• [Set problem]:
Copy only the lines from the one containing "Extract all readable text from this page." through the final line of the records below, exactly as written, with no pictures.

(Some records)
┏━━
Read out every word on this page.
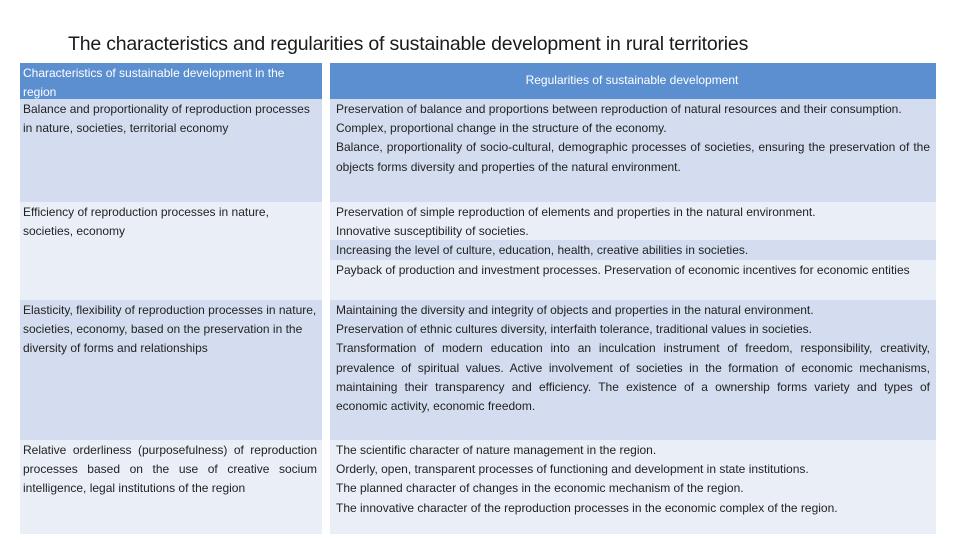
The characteristics and regularities of sustainable development in rural territories
Characteristics of sustainable development in the region
Regularities of sustainable development
Balance and proportionality of reproduction processes in nature, societies, territorial economy
Preservation of balance and proportions between reproduction of natural resources and their consumption.
Complex, proportional change in the structure of the economy.
Balance, proportionality of socio-cultural, demographic processes of societies, ensuring the preservation of the objects forms diversity and properties of the natural environment.
Efficiency of reproduction processes in nature, societies, economy
Elasticity, flexibility of reproduction processes in nature, societies, economy, based on the preservation in the diversity of forms and relationships
Preservation of simple reproduction of elements and properties in the natural environment.
Innovative susceptibility of societies.
Increasing the level of culture, education, health, creative abilities in societies.
Payback of production and investment processes. Preservation of economic incentives for economic entities
Maintaining the diversity and integrity of objects and properties in the natural environment.
Preservation of ethnic cultures diversity, interfaith tolerance, traditional values in societies.
Transformation of modern education into an inculcation instrument of freedom, responsibility, creativity, prevalence of spiritual values. Active involvement of societies in the formation of economic mechanisms, maintaining their transparency and efficiency. The existence of a ownership forms variety and types of economic activity, economic freedom.
Relative orderliness (purposefulness) of reproduction processes based on the use of creative socium intelligence, legal institutions of the region
The scientific character of nature management in the region.
Orderly, open, transparent processes of functioning and development in state institutions.
The planned character of changes in the economic mechanism of the region.
The innovative character of the reproduction processes in the economic complex of the region.
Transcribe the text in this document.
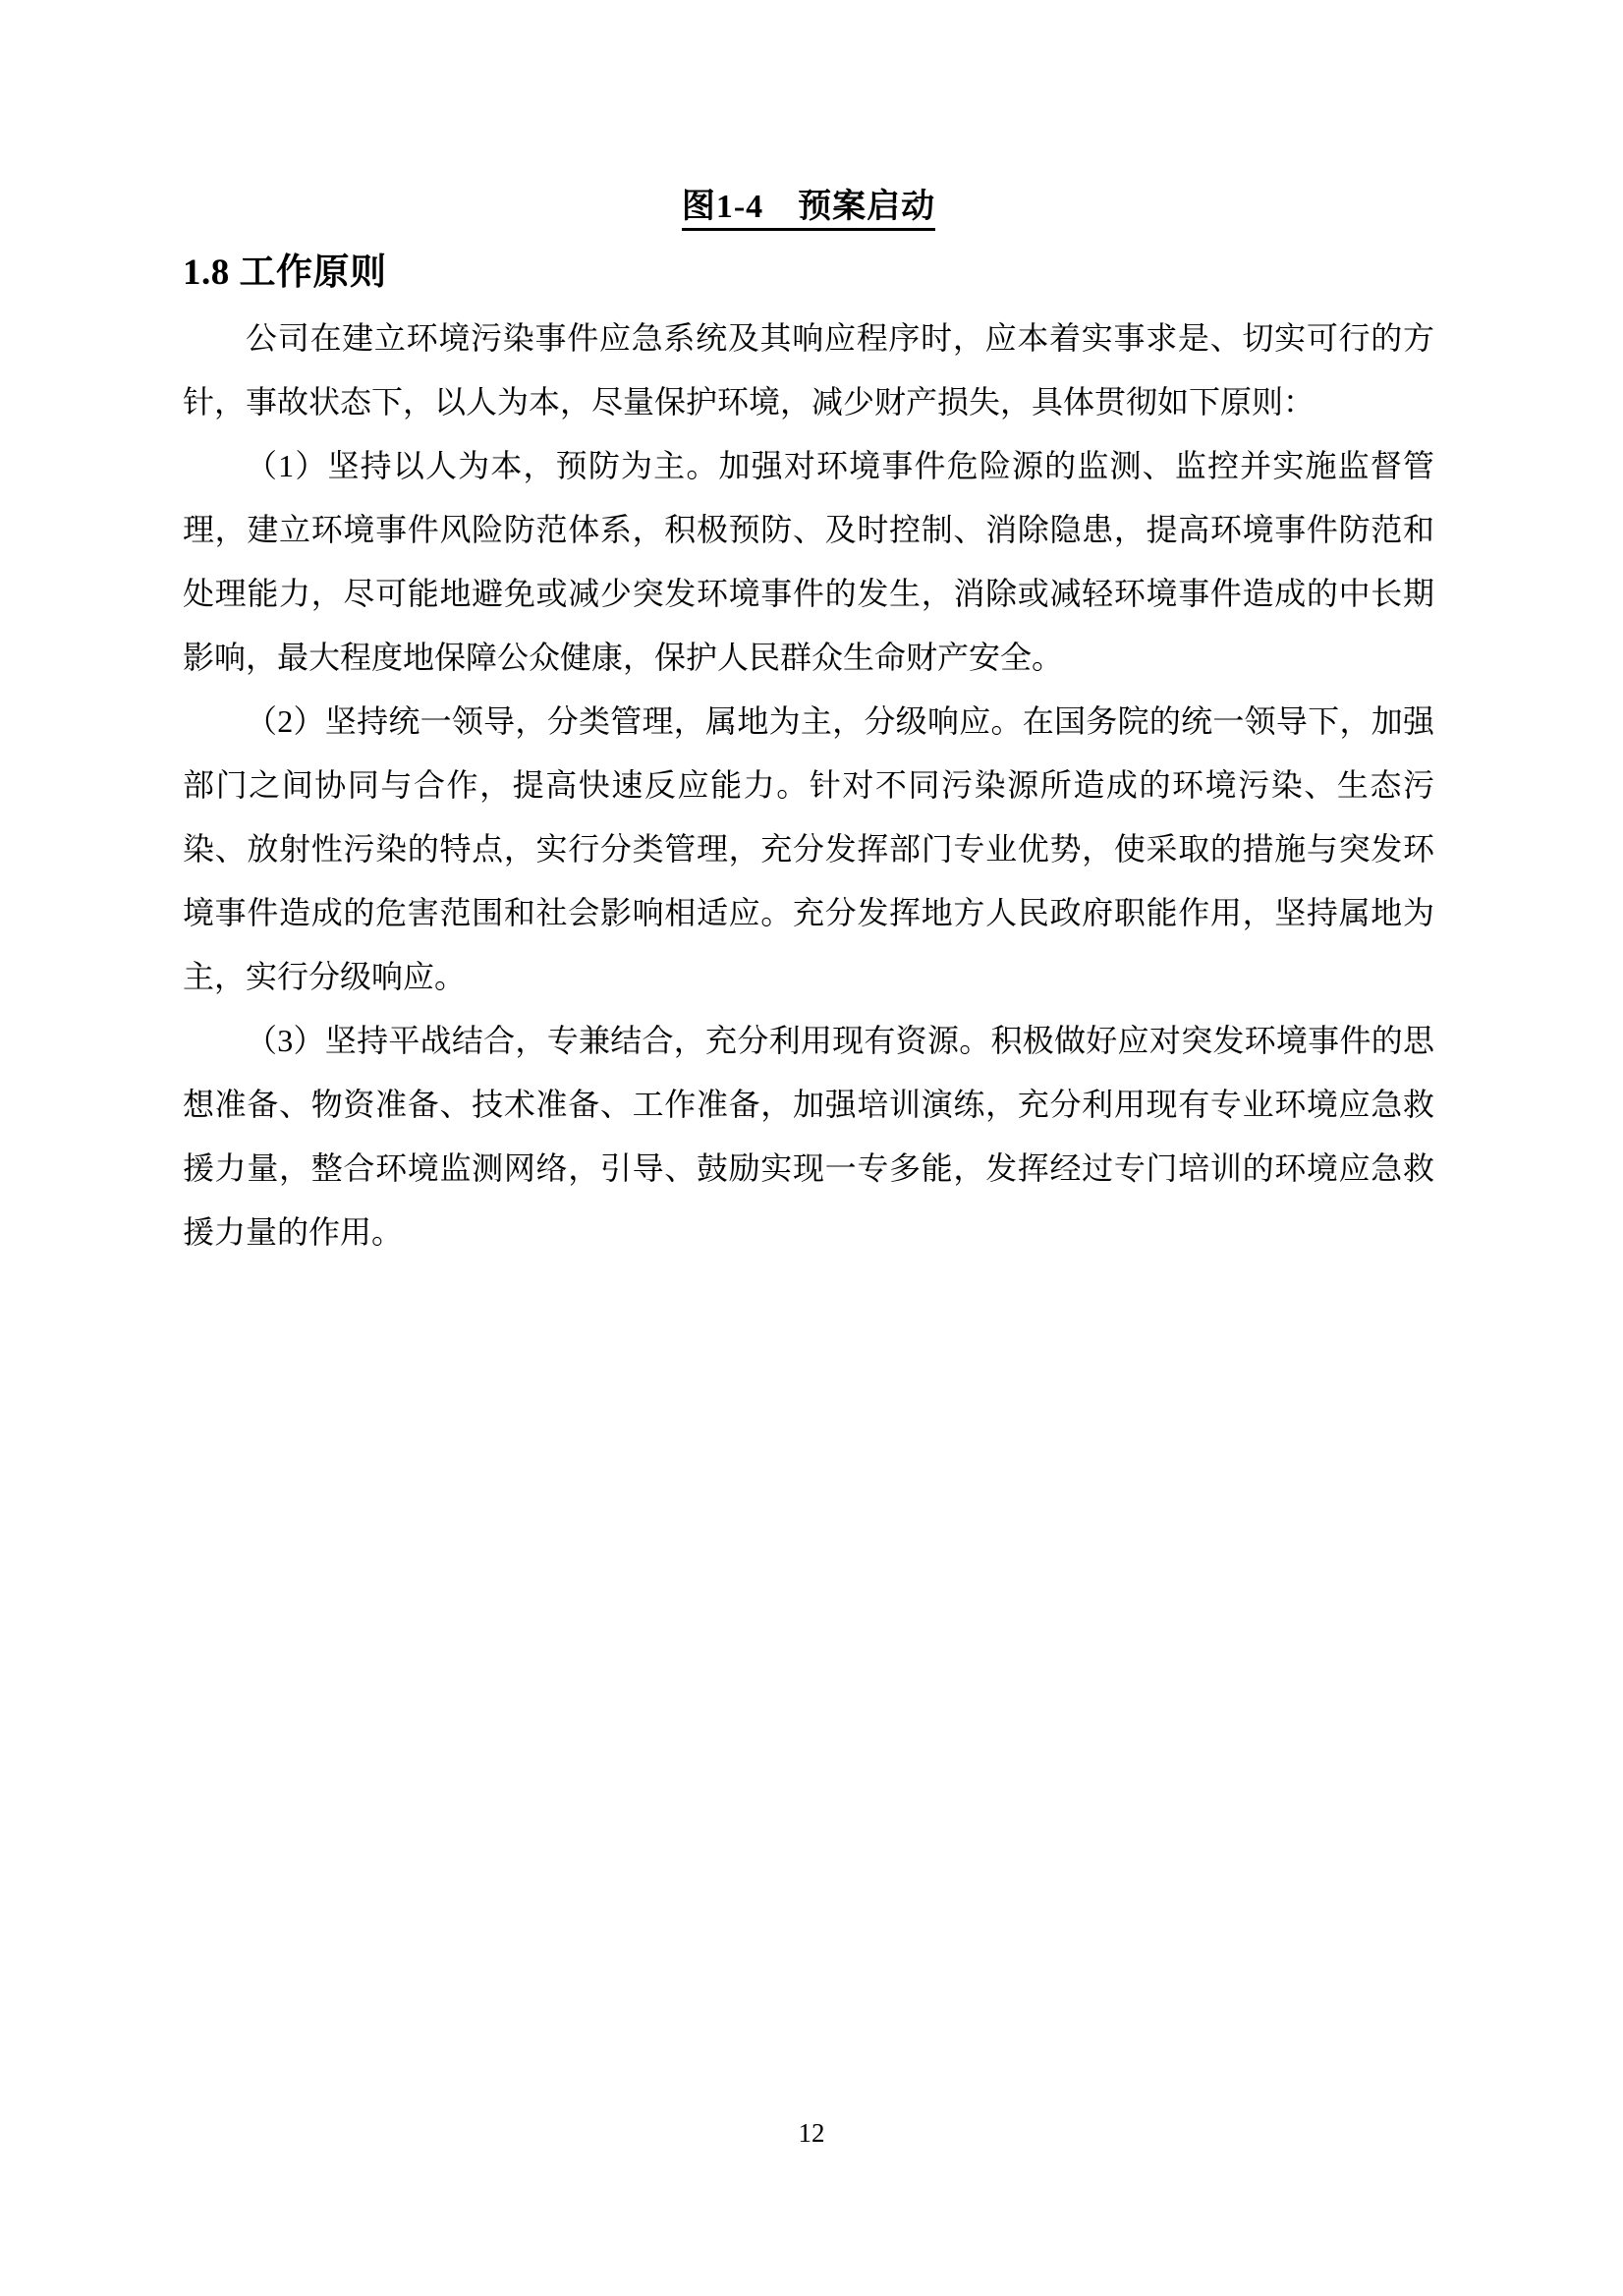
图1-4　预案启动
1.8 工作原则

公司在建立环境污染事件应急系统及其响应程序时，应本着实事求是、切实可行的方针，事故状态下，以人为本，尽量保护环境，减少财产损失，具体贯彻如下原则：

（1）坚持以人为本，预防为主。加强对环境事件危险源的监测、监控并实施监督管理，建立环境事件风险防范体系，积极预防、及时控制、消除隐患，提高环境事件防范和处理能力，尽可能地避免或减少突发环境事件的发生，消除或减轻环境事件造成的中长期影响，最大程度地保障公众健康，保护人民群众生命财产安全。

（2）坚持统一领导，分类管理，属地为主，分级响应。在国务院的统一领导下，加强部门之间协同与合作，提高快速反应能力。针对不同污染源所造成的环境污染、生态污染、放射性污染的特点，实行分类管理，充分发挥部门专业优势，使采取的措施与突发环境事件造成的危害范围和社会影响相适应。充分发挥地方人民政府职能作用，坚持属地为主，实行分级响应。

（3）坚持平战结合，专兼结合，充分利用现有资源。积极做好应对突发环境事件的思想准备、物资准备、技术准备、工作准备，加强培训演练，充分利用现有专业环境应急救援力量，整合环境监测网络，引导、鼓励实现一专多能，发挥经过专门培训的环境应急救援力量的作用。

12
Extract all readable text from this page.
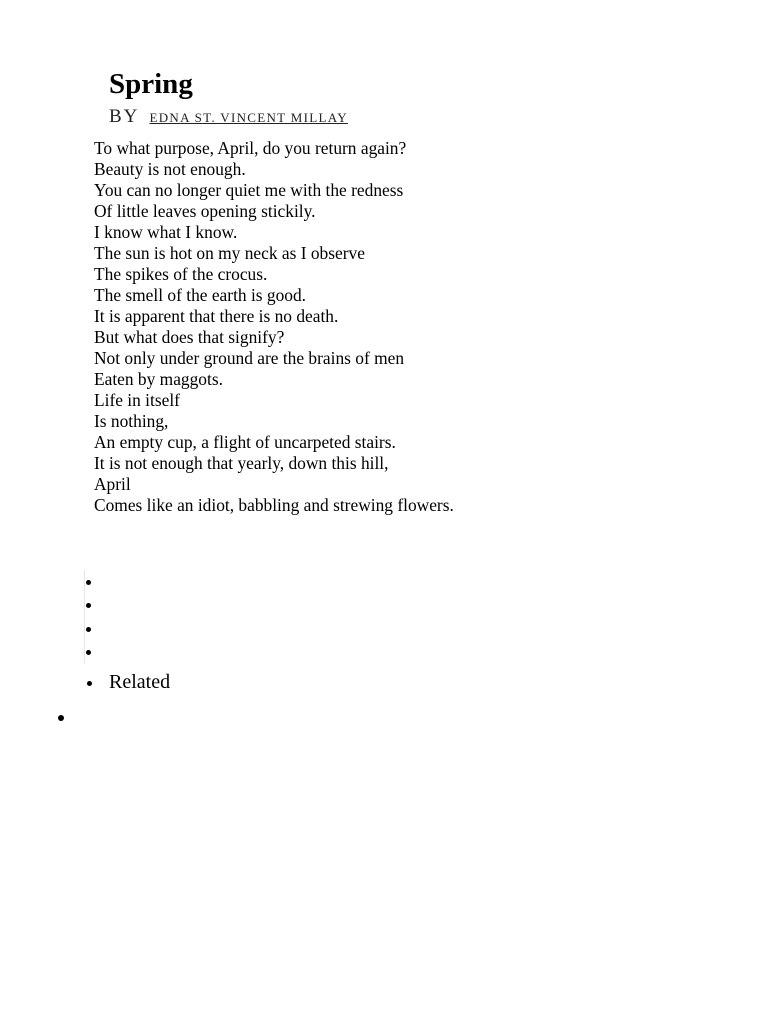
Spring
BY EDNA ST. VINCENT MILLAY
To what purpose, April, do you return again?
Beauty is not enough.
You can no longer quiet me with the redness
Of little leaves opening stickily.
I know what I know.
The sun is hot on my neck as I observe
The spikes of the crocus.
The smell of the earth is good.
It is apparent that there is no death.
But what does that signify?
Not only under ground are the brains of men
Eaten by maggots.
Life in itself
Is nothing,
An empty cup, a flight of uncarpeted stairs.
It is not enough that yearly, down this hill,
April
Comes like an idiot, babbling and strewing flowers.
Related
┗━━
• [Worked answer]:
Extract all readable text from this page.
Spring
BY EDNA ST. VINCENT MILLAY
To what purpose, April, do you return again?
Beauty is not enough.
You can no longer quiet me with the redness
Of little leaves opening stickily.
I know what I know.
The sun is hot on my neck as I observe
The spikes of the crocus.
The smell of the earth is good.
It is apparent that there is no death.
But what does that signify?
Not only under ground are the brains of men
Eaten by maggots.
Life in itself
Is nothing,
An empty cup, a flight of uncarpeted stairs.
It is not enough that yearly, down this hill,
April
Comes like an idiot, babbling and strewing flowers.
Related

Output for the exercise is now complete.